### TASK PROMPT:
Keep the pictures out and restate every record exactly.

### GIVEN DATA:
:::::

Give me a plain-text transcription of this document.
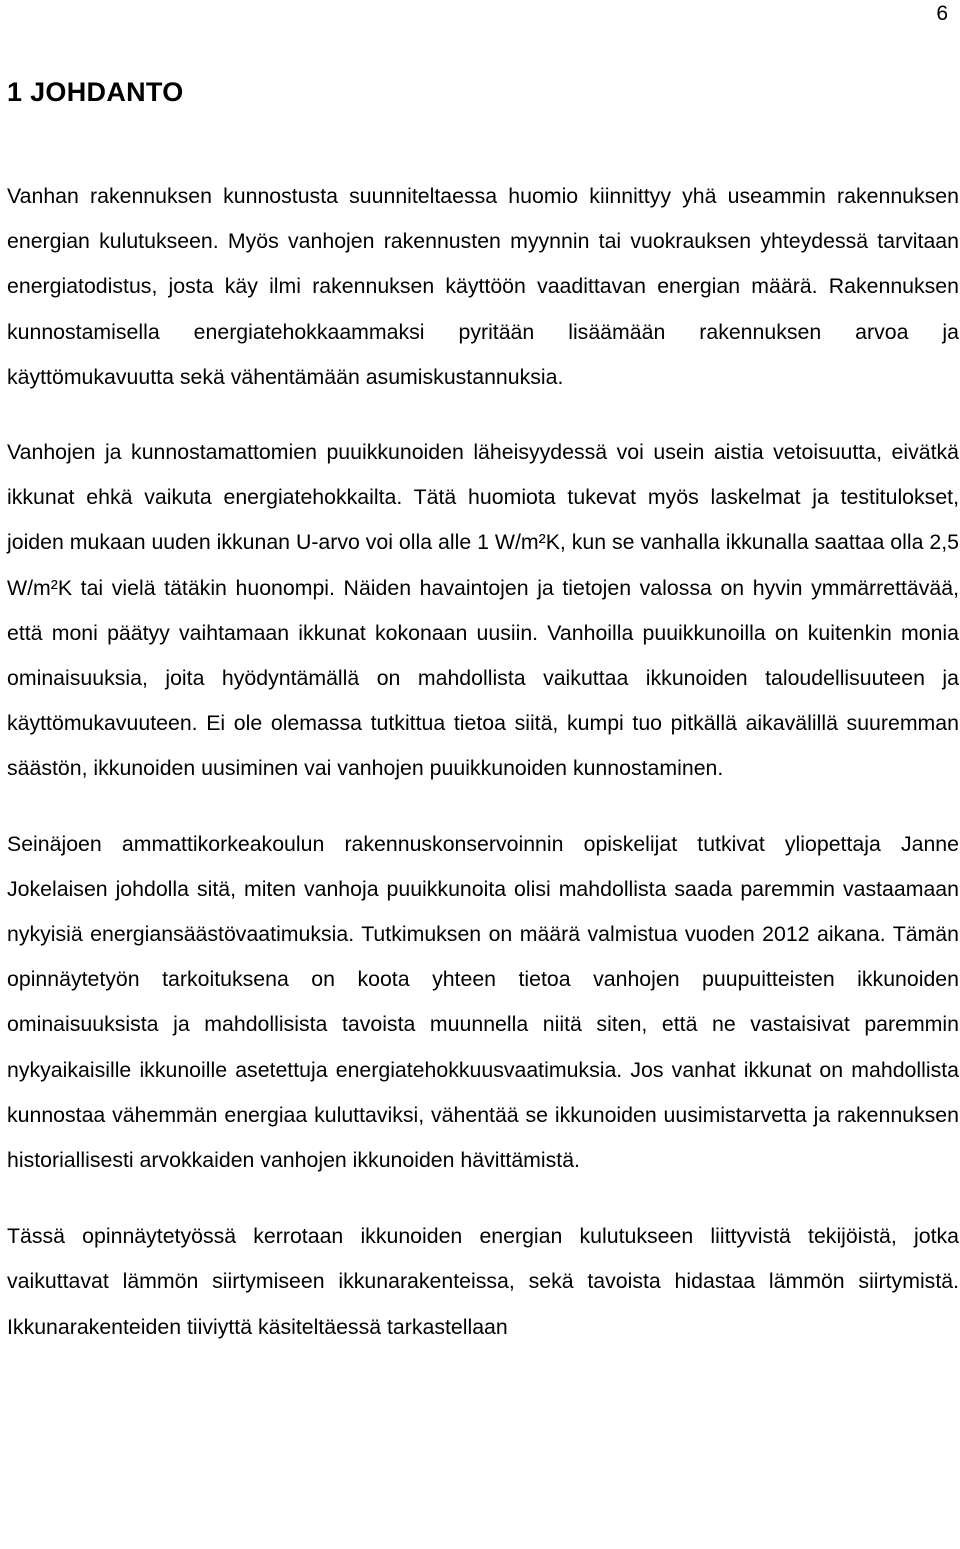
6
1 JOHDANTO

Vanhan rakennuksen kunnostusta suunniteltaessa huomio kiinnittyy yhä useammin rakennuksen energian kulutukseen. Myös vanhojen rakennusten myynnin tai vuokrauksen yhteydessä tarvitaan energiatodistus, josta käy ilmi rakennuksen käyttöön vaadittavan energian määrä. Rakennuksen kunnostamisella energiatehokkaammaksi pyritään lisäämään rakennuksen arvoa ja käyttömukavuutta sekä vähentämään asumiskustannuksia.

Vanhojen ja kunnostamattomien puuikkunoiden läheisyydessä voi usein aistia vetoisuutta, eivätkä ikkunat ehkä vaikuta energiatehokkailta. Tätä huomiota tukevat myös laskelmat ja testitulokset, joiden mukaan uuden ikkunan U-arvo voi olla alle 1 W/m²K, kun se vanhalla ikkunalla saattaa olla 2,5 W/m²K tai vielä tätäkin huonompi. Näiden havaintojen ja tietojen valossa on hyvin ymmärrettävää, että moni päätyy vaihtamaan ikkunat kokonaan uusiin. Vanhoilla puuikkunoilla on kuitenkin monia ominaisuuksia, joita hyödyntämällä on mahdollista vaikuttaa ikkunoiden taloudellisuuteen ja käyttömukavuuteen. Ei ole olemassa tutkittua tietoa siitä, kumpi tuo pitkällä aikavälillä suuremman säästön, ikkunoiden uusiminen vai vanhojen puuikkunoiden kunnostaminen.

Seinäjoen ammattikorkeakoulun rakennuskonservoinnin opiskelijat tutkivat yliopettaja Janne Jokelaisen johdolla sitä, miten vanhoja puuikkunoita olisi mahdollista saada paremmin vastaamaan nykyisiä energiansäästövaatimuksia. Tutkimuksen on määrä valmistua vuoden 2012 aikana. Tämän opinnäytetyön tarkoituksena on koota yhteen tietoa vanhojen puupuitteisten ikkunoiden ominaisuuksista ja mahdollisista tavoista muunnella niitä siten, että ne vastaisivat paremmin nykyaikaisille ikkunoille asetettuja energiatehokkuusvaatimuksia. Jos vanhat ikkunat on mahdollista kunnostaa vähemmän energiaa kuluttaviksi, vähentää se ikkunoiden uusimistarvetta ja rakennuksen historiallisesti arvokkaiden vanhojen ikkunoiden hävittämistä.

Tässä opinnäytetyössä kerrotaan ikkunoiden energian kulutukseen liittyvistä tekijöistä, jotka vaikuttavat lämmön siirtymiseen ikkunarakenteissa, sekä tavoista hidastaa lämmön siirtymistä. Ikkunarakenteiden tiiviyttä käsiteltäessä tarkastellaan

:::::

### ANSWER TO THE PROBLEM:
Give me a plain-text transcription of this document.
6
1 JOHDANTO

Vanhan rakennuksen kunnostusta suunniteltaessa huomio kiinnittyy yhä useammin rakennuksen energian kulutukseen. Myös vanhojen rakennusten myynnin tai vuokrauksen yhteydessä tarvitaan energiatodistus, josta käy ilmi rakennuksen käyttöön vaadittavan energian määrä. Rakennuksen kunnostamisella energiatehokkaammaksi pyritään lisäämään rakennuksen arvoa ja käyttömukavuutta sekä vähentämään asumiskustannuksia.

Vanhojen ja kunnostamattomien puuikkunoiden läheisyydessä voi usein aistia vetoisuutta, eivätkä ikkunat ehkä vaikuta energiatehokkailta. Tätä huomiota tukevat myös laskelmat ja testitulokset, joiden mukaan uuden ikkunan U-arvo voi olla alle 1 W/m²K, kun se vanhalla ikkunalla saattaa olla 2,5 W/m²K tai vielä tätäkin huonompi. Näiden havaintojen ja tietojen valossa on hyvin ymmärrettävää, että moni päätyy vaihtamaan ikkunat kokonaan uusiin. Vanhoilla puuikkunoilla on kuitenkin monia ominaisuuksia, joita hyödyntämällä on mahdollista vaikuttaa ikkunoiden taloudellisuuteen ja käyttömukavuuteen. Ei ole olemassa tutkittua tietoa siitä, kumpi tuo pitkällä aikavälillä suuremman säästön, ikkunoiden uusiminen vai vanhojen puuikkunoiden kunnostaminen.

Seinäjoen ammattikorkeakoulun rakennuskonservoinnin opiskelijat tutkivat yliopettaja Janne Jokelaisen johdolla sitä, miten vanhoja puuikkunoita olisi mahdollista saada paremmin vastaamaan nykyisiä energiansäästövaatimuksia. Tutkimuksen on määrä valmistua vuoden 2012 aikana. Tämän opinnäytetyön tarkoituksena on koota yhteen tietoa vanhojen puupuitteisten ikkunoiden ominaisuuksista ja mahdollisista tavoista muunnella niitä siten, että ne vastaisivat paremmin nykyaikaisille ikkunoille asetettuja energiatehokkuusvaatimuksia. Jos vanhat ikkunat on mahdollista kunnostaa vähemmän energiaa kuluttaviksi, vähentää se ikkunoiden uusimistarvetta ja rakennuksen historiallisesti arvokkaiden vanhojen ikkunoiden hävittämistä.

Tässä opinnäytetyössä kerrotaan ikkunoiden energian kulutukseen liittyvistä tekijöistä, jotka vaikuttavat lämmön siirtymiseen ikkunarakenteissa, sekä tavoista hidastaa lämmön siirtymistä. Ikkunarakenteiden tiiviyttä käsiteltäessä tarkastellaan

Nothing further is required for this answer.